SOURCE RECORDS =>
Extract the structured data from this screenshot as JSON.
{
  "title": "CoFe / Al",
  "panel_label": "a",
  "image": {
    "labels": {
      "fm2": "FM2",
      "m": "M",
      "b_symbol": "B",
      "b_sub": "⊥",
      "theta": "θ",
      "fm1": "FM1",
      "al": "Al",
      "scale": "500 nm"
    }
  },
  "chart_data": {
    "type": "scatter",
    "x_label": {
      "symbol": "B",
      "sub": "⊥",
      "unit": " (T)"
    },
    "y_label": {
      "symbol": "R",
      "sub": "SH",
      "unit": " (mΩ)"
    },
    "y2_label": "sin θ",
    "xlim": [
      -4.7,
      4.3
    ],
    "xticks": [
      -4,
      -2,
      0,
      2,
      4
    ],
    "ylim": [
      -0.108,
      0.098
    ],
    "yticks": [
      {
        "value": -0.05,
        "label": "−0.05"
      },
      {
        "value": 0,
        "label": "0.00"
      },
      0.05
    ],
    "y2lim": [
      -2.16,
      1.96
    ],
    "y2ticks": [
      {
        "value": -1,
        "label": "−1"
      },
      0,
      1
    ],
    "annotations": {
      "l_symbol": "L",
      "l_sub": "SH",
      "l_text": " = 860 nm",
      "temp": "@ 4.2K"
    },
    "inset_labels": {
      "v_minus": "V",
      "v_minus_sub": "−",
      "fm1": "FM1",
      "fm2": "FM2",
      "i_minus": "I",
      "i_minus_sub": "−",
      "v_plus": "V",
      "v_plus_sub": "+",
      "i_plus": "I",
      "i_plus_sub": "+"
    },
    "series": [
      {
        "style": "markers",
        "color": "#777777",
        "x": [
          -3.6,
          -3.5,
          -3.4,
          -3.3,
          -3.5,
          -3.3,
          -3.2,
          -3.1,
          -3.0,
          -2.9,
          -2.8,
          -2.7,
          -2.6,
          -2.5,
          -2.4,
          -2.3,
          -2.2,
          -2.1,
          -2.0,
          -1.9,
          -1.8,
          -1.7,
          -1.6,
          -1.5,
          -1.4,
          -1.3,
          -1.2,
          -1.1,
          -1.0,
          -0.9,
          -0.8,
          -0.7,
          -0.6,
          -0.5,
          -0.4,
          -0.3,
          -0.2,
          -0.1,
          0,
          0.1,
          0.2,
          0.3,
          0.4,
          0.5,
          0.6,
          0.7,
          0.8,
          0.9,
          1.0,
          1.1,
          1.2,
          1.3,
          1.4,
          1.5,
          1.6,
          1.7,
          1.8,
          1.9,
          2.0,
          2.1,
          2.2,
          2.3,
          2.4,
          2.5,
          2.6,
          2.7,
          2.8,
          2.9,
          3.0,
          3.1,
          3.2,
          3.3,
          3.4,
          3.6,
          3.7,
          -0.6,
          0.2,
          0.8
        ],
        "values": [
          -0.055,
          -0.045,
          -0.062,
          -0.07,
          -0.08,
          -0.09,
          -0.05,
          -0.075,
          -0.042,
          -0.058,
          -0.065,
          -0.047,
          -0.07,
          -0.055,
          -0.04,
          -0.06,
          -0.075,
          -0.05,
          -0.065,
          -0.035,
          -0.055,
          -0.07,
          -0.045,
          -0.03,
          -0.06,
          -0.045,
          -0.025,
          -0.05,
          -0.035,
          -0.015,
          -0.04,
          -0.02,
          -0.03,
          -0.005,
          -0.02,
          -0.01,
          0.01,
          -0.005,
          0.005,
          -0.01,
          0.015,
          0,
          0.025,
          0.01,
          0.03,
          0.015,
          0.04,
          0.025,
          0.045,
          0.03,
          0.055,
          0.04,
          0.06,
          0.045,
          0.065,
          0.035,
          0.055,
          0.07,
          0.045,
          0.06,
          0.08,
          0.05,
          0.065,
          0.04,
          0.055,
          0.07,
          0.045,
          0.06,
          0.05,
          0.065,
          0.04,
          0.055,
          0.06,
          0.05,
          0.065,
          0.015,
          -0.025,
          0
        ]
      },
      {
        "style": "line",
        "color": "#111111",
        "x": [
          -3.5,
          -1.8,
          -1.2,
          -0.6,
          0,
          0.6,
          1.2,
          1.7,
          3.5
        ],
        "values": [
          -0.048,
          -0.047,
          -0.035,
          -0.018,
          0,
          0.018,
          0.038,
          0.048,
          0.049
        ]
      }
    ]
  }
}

EXERCISE =>
Go back to the listing above and please repeat it exactly.

WRITTEN REPLY =>
Extract the structured data from this screenshot as JSON.
{
  "title": "CoFe / Al",
  "panel_label": "a",
  "image": {
    "labels": {
      "fm2": "FM2",
      "m": "M",
      "b_symbol": "B",
      "b_sub": "⊥",
      "theta": "θ",
      "fm1": "FM1",
      "al": "Al",
      "scale": "500 nm"
    }
  },
  "chart_data": {
    "type": "scatter",
    "x_label": {
      "symbol": "B",
      "sub": "⊥",
      "unit": " (T)"
    },
    "y_label": {
      "symbol": "R",
      "sub": "SH",
      "unit": " (mΩ)"
    },
    "y2_label": "sin θ",
    "xlim": [
      -4.7,
      4.3
    ],
    "xticks": [
      -4,
      -2,
      0,
      2,
      4
    ],
    "ylim": [
      -0.108,
      0.098
    ],
    "yticks": [
      {
        "value": -0.05,
        "label": "−0.05"
      },
      {
        "value": 0,
        "label": "0.00"
      },
      0.05
    ],
    "y2lim": [
      -2.16,
      1.96
    ],
    "y2ticks": [
      {
        "value": -1,
        "label": "−1"
      },
      0,
      1
    ],
    "annotations": {
      "l_symbol": "L",
      "l_sub": "SH",
      "l_text": " = 860 nm",
      "temp": "@ 4.2K"
    },
    "inset_labels": {
      "v_minus": "V",
      "v_minus_sub": "−",
      "fm1": "FM1",
      "fm2": "FM2",
      "i_minus": "I",
      "i_minus_sub": "−",
      "v_plus": "V",
      "v_plus_sub": "+",
      "i_plus": "I",
      "i_plus_sub": "+"
    },
    "series": [
      {
        "style": "markers",
        "color": "#777777",
        "x": [
          -3.6,
          -3.5,
          -3.4,
          -3.3,
          -3.5,
          -3.3,
          -3.2,
          -3.1,
          -3.0,
          -2.9,
          -2.8,
          -2.7,
          -2.6,
          -2.5,
          -2.4,
          -2.3,
          -2.2,
          -2.1,
          -2.0,
          -1.9,
          -1.8,
          -1.7,
          -1.6,
          -1.5,
          -1.4,
          -1.3,
          -1.2,
          -1.1,
          -1.0,
          -0.9,
          -0.8,
          -0.7,
          -0.6,
          -0.5,
          -0.4,
          -0.3,
          -0.2,
          -0.1,
          0,
          0.1,
          0.2,
          0.3,
          0.4,
          0.5,
          0.6,
          0.7,
          0.8,
          0.9,
          1.0,
          1.1,
          1.2,
          1.3,
          1.4,
          1.5,
          1.6,
          1.7,
          1.8,
          1.9,
          2.0,
          2.1,
          2.2,
          2.3,
          2.4,
          2.5,
          2.6,
          2.7,
          2.8,
          2.9,
          3.0,
          3.1,
          3.2,
          3.3,
          3.4,
          3.6,
          3.7,
          -0.6,
          0.2,
          0.8
        ],
        "values": [
          -0.055,
          -0.045,
          -0.062,
          -0.07,
          -0.08,
          -0.09,
          -0.05,
          -0.075,
          -0.042,
          -0.058,
          -0.065,
          -0.047,
          -0.07,
          -0.055,
          -0.04,
          -0.06,
          -0.075,
          -0.05,
          -0.065,
          -0.035,
          -0.055,
          -0.07,
          -0.045,
          -0.03,
          -0.06,
          -0.045,
          -0.025,
          -0.05,
          -0.035,
          -0.015,
          -0.04,
          -0.02,
          -0.03,
          -0.005,
          -0.02,
          -0.01,
          0.01,
          -0.005,
          0.005,
          -0.01,
          0.015,
          0,
          0.025,
          0.01,
          0.03,
          0.015,
          0.04,
          0.025,
          0.045,
          0.03,
          0.055,
          0.04,
          0.06,
          0.045,
          0.065,
          0.035,
          0.055,
          0.07,
          0.045,
          0.06,
          0.08,
          0.05,
          0.065,
          0.04,
          0.055,
          0.07,
          0.045,
          0.06,
          0.05,
          0.065,
          0.04,
          0.055,
          0.06,
          0.05,
          0.065,
          0.015,
          -0.025,
          0
        ]
      },
      {
        "style": "line",
        "color": "#111111",
        "x": [
          -3.5,
          -1.8,
          -1.2,
          -0.6,
          0,
          0.6,
          1.2,
          1.7,
          3.5
        ],
        "values": [
          -0.048,
          -0.047,
          -0.035,
          -0.018,
          0,
          0.018,
          0.038,
          0.048,
          0.049
        ]
      }
    ]
  }
}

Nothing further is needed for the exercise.